_The request:_
In the capital spending text below, reproduce the portion from "This is a deceptively" up to and including "of trade-offs easier.", substituting "plans" for "proposals".

This is a deceptively simple concept that often ends up stymying line-of-business leaders as they try to standardize calculations for success across capital spend types. Parameters and standards for a straightforward growth project tend to be easier to compute than spending for maintenance or compliance initiatives. A common metric to include in these cases is net present value (NPV), but be sure to also standardize how you assess cash flow, since that’s the harder nut to crack.

Once standardized with rules and parameters around key metrics, these proposals will help make comparisons and assessments of trade-offs easier.

Categorize: Capital spend plans can usually be categorized as one of five types:

  • Compliance: Projects to help the business comply with regulations, current or pending. Usually a mandatory investment.
  • Sustaining: Improves current processes to close gaps, prevent service outages or increase efficiency. Think implementing automation or codifying a continuous close process.
  • Growth: Increases margins and revenue on current products or services.
  • Strategic: Opens up future growth opportunities and directions.
  • Other: If a project meets none of the above classifications, it likely should be deprioritized for the time being.

Categorization adds clarity into both the goals of proposed projects and how they align with current needs.

Prioritize: Prioritization in capital spending is a best practice for companies in all economic conditions. In good times and when cash is cheap, many projects get approved. Some under-deliver or don’t align with goals. By using the previous steps, companies can rank capital projects to determine which are the best investments during a recession.

_Data excerpts:_

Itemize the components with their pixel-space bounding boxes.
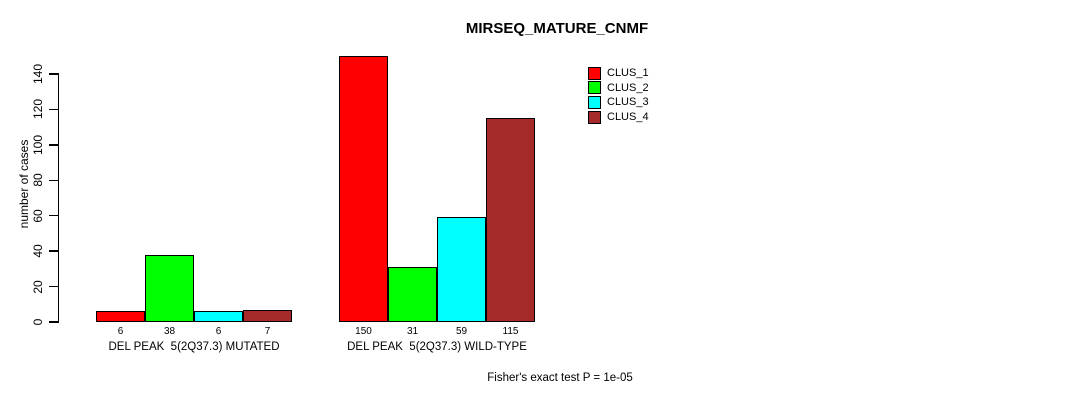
legend-swatch (588, 95, 601, 109)
y-tick (49, 250, 59, 252)
bar-clus_1 (96, 311, 145, 322)
y-tick (49, 214, 59, 217)
bar-value-label: 7 (264, 326, 271, 337)
y-tick (49, 285, 59, 288)
bar-value-label: 38 (163, 326, 176, 337)
y-axis-line (57, 74, 59, 323)
group-label: DEL PEAK 5(2Q37.3) WILD-TYPE (347, 341, 527, 353)
bar-value-label: 59 (455, 326, 468, 337)
bar-value-label: 6 (117, 326, 124, 337)
legend-entry: CLUS_2 (588, 81, 649, 96)
bar-clus_2 (388, 267, 437, 322)
legend-entry: CLUS_4 (588, 110, 649, 125)
bar-clus_1 (339, 56, 388, 322)
bar-clus_2 (145, 254, 194, 322)
group-label: DEL PEAK 5(2Q37.3) MUTATED (108, 341, 280, 353)
y-tick (49, 144, 59, 146)
bar-clus_4 (486, 118, 535, 322)
legend: CLUS_1 CLUS_2 CLUS_3 CLUS_4 (588, 66, 649, 124)
legend-swatch (588, 66, 601, 80)
y-tick-label: 80 (31, 173, 45, 187)
legend-label: CLUS_4 (607, 111, 649, 124)
y-tick-label: 0 (31, 318, 45, 326)
legend-swatch (588, 110, 601, 124)
bar-value-label: 31 (406, 326, 419, 337)
y-tick-label: 120 (31, 99, 45, 120)
bar-clus_3 (437, 217, 486, 322)
bar-value-label: 6 (215, 326, 222, 337)
y-tick (49, 321, 59, 323)
y-tick (49, 73, 59, 75)
bar-clus_4 (243, 309, 292, 322)
legend-entry: CLUS_3 (588, 95, 649, 110)
annotation-text: Fisher's exact test P = 1e-05 (487, 372, 633, 384)
y-tick (49, 179, 59, 182)
legend-label: CLUS_1 (607, 67, 649, 80)
bar-clus_3 (194, 311, 243, 322)
y-tick-label: 40 (31, 244, 45, 258)
legend-label: CLUS_2 (607, 81, 649, 94)
y-tick-label: 60 (31, 209, 45, 223)
y-tick-label: 20 (31, 279, 45, 294)
y-tick (49, 108, 59, 111)
y-axis-label: number of cases (17, 139, 31, 229)
y-tick-label: 140 (31, 63, 45, 85)
bar-value-label: 115 (502, 326, 519, 337)
y-tick-label: 100 (31, 134, 45, 155)
legend-entry: CLUS_1 (588, 66, 649, 81)
bar-value-label: 150 (355, 326, 372, 337)
legend-swatch (588, 81, 601, 95)
legend-label: CLUS_3 (607, 96, 649, 109)
chart-title: MIRSEQ_MATURE_CNMF (465, 20, 649, 37)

_Exercise output:_
This is a deceptively simple concept that often ends up stymying line-of-business leaders as they try to standardize calculations for success across capital spend types. Parameters and standards for a straightforward growth project tend to be easier to compute than spending for maintenance or compliance initiatives. A common metric to include in these cases is net present value (NPV), but be sure to also standardize how you assess cash flow, since that’s the harder nut to crack.

Once standardized with rules and parameters around key metrics, these plans will help make comparisons and assessments of trade-offs easier.